DATA SHOWN:
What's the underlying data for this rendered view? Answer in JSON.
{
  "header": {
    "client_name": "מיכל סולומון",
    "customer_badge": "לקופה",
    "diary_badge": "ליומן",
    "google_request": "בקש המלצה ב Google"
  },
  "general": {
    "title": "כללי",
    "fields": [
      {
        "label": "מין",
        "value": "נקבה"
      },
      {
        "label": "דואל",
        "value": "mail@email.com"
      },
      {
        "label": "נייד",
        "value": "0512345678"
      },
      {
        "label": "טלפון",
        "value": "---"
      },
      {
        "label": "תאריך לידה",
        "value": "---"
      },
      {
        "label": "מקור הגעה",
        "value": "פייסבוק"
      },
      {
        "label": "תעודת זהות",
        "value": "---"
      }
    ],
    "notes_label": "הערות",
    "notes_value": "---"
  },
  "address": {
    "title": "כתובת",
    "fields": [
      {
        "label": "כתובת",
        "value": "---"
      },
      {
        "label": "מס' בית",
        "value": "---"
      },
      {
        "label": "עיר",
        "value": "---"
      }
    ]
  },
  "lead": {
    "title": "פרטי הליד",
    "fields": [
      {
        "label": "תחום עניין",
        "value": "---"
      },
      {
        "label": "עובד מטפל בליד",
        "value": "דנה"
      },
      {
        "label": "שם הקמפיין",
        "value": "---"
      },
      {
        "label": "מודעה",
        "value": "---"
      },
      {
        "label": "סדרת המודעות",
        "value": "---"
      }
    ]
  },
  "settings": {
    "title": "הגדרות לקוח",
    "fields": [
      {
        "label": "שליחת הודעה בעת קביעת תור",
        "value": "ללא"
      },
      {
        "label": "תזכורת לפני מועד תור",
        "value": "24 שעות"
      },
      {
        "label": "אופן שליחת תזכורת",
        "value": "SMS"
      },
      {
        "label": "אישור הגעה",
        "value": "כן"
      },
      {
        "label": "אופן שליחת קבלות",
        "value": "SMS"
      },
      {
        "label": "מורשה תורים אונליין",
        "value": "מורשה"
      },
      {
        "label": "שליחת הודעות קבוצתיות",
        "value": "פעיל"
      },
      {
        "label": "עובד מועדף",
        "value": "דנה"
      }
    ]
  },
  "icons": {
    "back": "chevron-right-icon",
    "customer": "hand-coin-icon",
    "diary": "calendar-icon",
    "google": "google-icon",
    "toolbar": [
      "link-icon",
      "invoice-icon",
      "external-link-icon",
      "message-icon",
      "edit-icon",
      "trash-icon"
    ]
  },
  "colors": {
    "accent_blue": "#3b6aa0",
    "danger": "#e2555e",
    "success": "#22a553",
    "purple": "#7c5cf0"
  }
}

WHAT YOU SHOULD DO: Each entry is to be returned in full, character for character.

EXERCISE RESPONSE:
What's the underlying data for this rendered view? Answer in JSON.
{
  "header": {
    "client_name": "מיכל סולומון",
    "customer_badge": "לקופה",
    "diary_badge": "ליומן",
    "google_request": "בקש המלצה ב Google"
  },
  "general": {
    "title": "כללי",
    "fields": [
      {
        "label": "מין",
        "value": "נקבה"
      },
      {
        "label": "דואל",
        "value": "mail@email.com"
      },
      {
        "label": "נייד",
        "value": "0512345678"
      },
      {
        "label": "טלפון",
        "value": "---"
      },
      {
        "label": "תאריך לידה",
        "value": "---"
      },
      {
        "label": "מקור הגעה",
        "value": "פייסבוק"
      },
      {
        "label": "תעודת זהות",
        "value": "---"
      }
    ],
    "notes_label": "הערות",
    "notes_value": "---"
  },
  "address": {
    "title": "כתובת",
    "fields": [
      {
        "label": "כתובת",
        "value": "---"
      },
      {
        "label": "מס' בית",
        "value": "---"
      },
      {
        "label": "עיר",
        "value": "---"
      }
    ]
  },
  "lead": {
    "title": "פרטי הליד",
    "fields": [
      {
        "label": "תחום עניין",
        "value": "---"
      },
      {
        "label": "עובד מטפל בליד",
        "value": "דנה"
      },
      {
        "label": "שם הקמפיין",
        "value": "---"
      },
      {
        "label": "מודעה",
        "value": "---"
      },
      {
        "label": "סדרת המודעות",
        "value": "---"
      }
    ]
  },
  "settings": {
    "title": "הגדרות לקוח",
    "fields": [
      {
        "label": "שליחת הודעה בעת קביעת תור",
        "value": "ללא"
      },
      {
        "label": "תזכורת לפני מועד תור",
        "value": "24 שעות"
      },
      {
        "label": "אופן שליחת תזכורת",
        "value": "SMS"
      },
      {
        "label": "אישור הגעה",
        "value": "כן"
      },
      {
        "label": "אופן שליחת קבלות",
        "value": "SMS"
      },
      {
        "label": "מורשה תורים אונליין",
        "value": "מורשה"
      },
      {
        "label": "שליחת הודעות קבוצתיות",
        "value": "פעיל"
      },
      {
        "label": "עובד מועדף",
        "value": "דנה"
      }
    ]
  },
  "icons": {
    "back": "chevron-right-icon",
    "customer": "hand-coin-icon",
    "diary": "calendar-icon",
    "google": "google-icon",
    "toolbar": [
      "link-icon",
      "invoice-icon",
      "external-link-icon",
      "message-icon",
      "edit-icon",
      "trash-icon"
    ]
  },
  "colors": {
    "accent_blue": "#3b6aa0",
    "danger": "#e2555e",
    "success": "#22a553",
    "purple": "#7c5cf0"
  }
}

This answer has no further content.